• **Objective**: Rewrite everything in the listing from the line containing "UI element localization: list" down to the line containing "legend-label: Nykyinen määrä", changing each "bar-segment" to "bar-section" and leaving all else untouched.

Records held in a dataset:
## BEGIN
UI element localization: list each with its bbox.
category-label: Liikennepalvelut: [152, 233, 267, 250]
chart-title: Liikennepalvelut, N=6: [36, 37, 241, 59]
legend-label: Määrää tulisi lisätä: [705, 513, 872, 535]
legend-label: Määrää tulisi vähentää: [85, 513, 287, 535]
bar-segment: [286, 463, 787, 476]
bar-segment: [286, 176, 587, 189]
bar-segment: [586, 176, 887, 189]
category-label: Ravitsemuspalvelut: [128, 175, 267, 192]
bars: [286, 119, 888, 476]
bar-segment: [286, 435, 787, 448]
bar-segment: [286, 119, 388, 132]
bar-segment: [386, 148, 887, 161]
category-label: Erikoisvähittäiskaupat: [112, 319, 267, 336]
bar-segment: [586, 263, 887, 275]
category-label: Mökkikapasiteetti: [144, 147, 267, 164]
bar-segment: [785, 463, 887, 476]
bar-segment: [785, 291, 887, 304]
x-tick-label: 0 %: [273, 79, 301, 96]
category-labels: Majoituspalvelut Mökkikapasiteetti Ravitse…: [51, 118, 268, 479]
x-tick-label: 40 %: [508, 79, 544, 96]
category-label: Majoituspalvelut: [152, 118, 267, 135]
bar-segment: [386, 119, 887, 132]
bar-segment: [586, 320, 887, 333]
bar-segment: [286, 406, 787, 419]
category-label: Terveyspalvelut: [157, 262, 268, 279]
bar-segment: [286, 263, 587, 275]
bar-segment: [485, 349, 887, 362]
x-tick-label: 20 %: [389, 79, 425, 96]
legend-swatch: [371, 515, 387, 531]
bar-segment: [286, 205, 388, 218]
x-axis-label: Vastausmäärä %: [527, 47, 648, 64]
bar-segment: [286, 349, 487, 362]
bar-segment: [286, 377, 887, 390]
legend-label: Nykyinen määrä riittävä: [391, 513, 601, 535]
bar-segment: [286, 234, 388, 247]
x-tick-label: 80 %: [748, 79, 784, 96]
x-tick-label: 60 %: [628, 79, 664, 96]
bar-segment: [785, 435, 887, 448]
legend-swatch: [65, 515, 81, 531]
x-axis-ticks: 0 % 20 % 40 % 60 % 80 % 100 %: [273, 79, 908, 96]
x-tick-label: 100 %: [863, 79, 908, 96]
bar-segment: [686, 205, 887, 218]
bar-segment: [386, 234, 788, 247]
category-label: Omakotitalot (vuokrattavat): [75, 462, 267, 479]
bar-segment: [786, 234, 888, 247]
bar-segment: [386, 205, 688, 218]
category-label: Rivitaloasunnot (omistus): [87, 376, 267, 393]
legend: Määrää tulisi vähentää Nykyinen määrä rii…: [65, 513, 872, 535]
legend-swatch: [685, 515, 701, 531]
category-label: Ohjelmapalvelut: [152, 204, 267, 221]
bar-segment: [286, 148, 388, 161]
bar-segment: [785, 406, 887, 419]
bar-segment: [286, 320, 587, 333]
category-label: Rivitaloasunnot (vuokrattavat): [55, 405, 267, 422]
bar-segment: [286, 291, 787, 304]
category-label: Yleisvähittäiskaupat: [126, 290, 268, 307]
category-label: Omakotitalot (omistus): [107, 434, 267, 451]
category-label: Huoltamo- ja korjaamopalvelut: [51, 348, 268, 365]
## END
## BEGIN
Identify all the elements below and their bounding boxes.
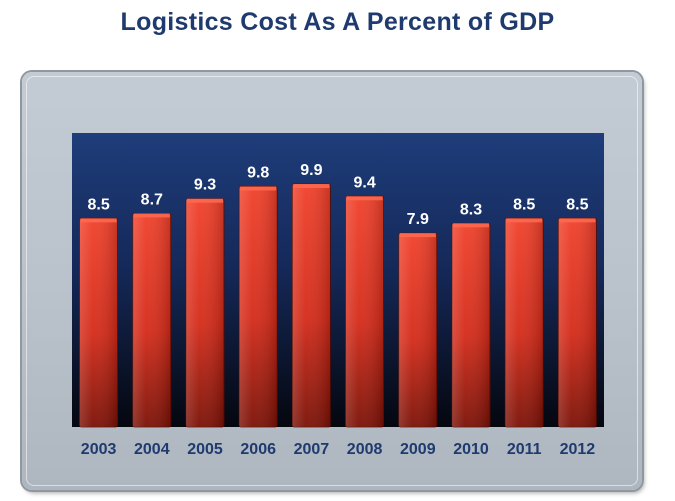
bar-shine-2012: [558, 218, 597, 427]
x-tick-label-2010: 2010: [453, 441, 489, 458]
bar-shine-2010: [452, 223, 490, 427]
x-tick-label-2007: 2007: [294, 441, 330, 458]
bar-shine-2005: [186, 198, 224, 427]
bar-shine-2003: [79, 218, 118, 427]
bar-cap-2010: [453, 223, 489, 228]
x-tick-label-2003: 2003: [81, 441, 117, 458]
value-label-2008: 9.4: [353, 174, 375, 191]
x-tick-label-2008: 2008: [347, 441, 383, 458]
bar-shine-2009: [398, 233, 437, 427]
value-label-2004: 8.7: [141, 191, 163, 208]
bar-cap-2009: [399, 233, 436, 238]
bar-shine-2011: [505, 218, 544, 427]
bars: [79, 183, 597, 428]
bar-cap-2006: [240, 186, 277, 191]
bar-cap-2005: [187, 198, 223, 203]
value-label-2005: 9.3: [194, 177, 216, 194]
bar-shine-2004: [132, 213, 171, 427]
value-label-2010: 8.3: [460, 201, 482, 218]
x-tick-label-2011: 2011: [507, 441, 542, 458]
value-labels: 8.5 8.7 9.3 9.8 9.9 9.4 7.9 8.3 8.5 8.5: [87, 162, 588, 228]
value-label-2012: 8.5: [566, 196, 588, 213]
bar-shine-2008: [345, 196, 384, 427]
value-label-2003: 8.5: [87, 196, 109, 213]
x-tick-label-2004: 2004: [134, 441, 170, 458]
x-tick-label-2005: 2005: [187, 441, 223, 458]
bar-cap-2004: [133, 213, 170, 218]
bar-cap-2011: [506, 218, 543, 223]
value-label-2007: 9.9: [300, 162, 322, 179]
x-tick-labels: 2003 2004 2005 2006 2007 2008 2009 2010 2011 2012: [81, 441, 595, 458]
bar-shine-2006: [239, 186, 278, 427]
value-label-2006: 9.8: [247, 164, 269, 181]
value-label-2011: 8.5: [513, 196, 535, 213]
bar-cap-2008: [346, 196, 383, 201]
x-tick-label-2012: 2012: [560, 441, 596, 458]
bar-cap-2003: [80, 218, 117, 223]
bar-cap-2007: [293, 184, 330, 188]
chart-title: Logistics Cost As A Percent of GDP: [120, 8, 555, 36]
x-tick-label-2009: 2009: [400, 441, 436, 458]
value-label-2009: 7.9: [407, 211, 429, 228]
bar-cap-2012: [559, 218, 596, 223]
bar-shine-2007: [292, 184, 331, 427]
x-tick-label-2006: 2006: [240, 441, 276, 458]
## END
• **Exercise solution**:
UI element localization: list each with its bbox.
category-label: Liikennepalvelut: [152, 233, 267, 250]
chart-title: Liikennepalvelut, N=6: [36, 37, 241, 59]
legend-label: Määrää tulisi lisätä: [705, 513, 872, 535]
legend-label: Määrää tulisi vähentää: [85, 513, 287, 535]
bar-section: [286, 463, 787, 476]
bar-section: [286, 176, 587, 189]
bar-section: [586, 176, 887, 189]
category-label: Ravitsemuspalvelut: [128, 175, 267, 192]
bars: [286, 119, 888, 476]
bar-section: [286, 435, 787, 448]
bar-section: [286, 119, 388, 132]
bar-section: [386, 148, 887, 161]
category-label: Erikoisvähittäiskaupat: [112, 319, 267, 336]
bar-section: [586, 263, 887, 275]
category-label: Mökkikapasiteetti: [144, 147, 267, 164]
bar-section: [785, 463, 887, 476]
bar-section: [785, 291, 887, 304]
x-tick-label: 0 %: [273, 79, 301, 96]
category-labels: Majoituspalvelut Mökkikapasiteetti Ravitse…: [51, 118, 268, 479]
x-tick-label: 40 %: [508, 79, 544, 96]
category-label: Majoituspalvelut: [152, 118, 267, 135]
bar-section: [386, 119, 887, 132]
bar-section: [586, 320, 887, 333]
bar-section: [286, 406, 787, 419]
category-label: Terveyspalvelut: [157, 262, 268, 279]
bar-section: [286, 263, 587, 275]
bar-section: [485, 349, 887, 362]
x-tick-label: 20 %: [389, 79, 425, 96]
legend-swatch: [371, 515, 387, 531]
bar-section: [286, 205, 388, 218]
x-axis-label: Vastausmäärä %: [527, 47, 648, 64]
bar-section: [286, 349, 487, 362]
bar-section: [286, 377, 887, 390]
legend-label: Nykyinen määrä riittävä: [391, 513, 601, 535]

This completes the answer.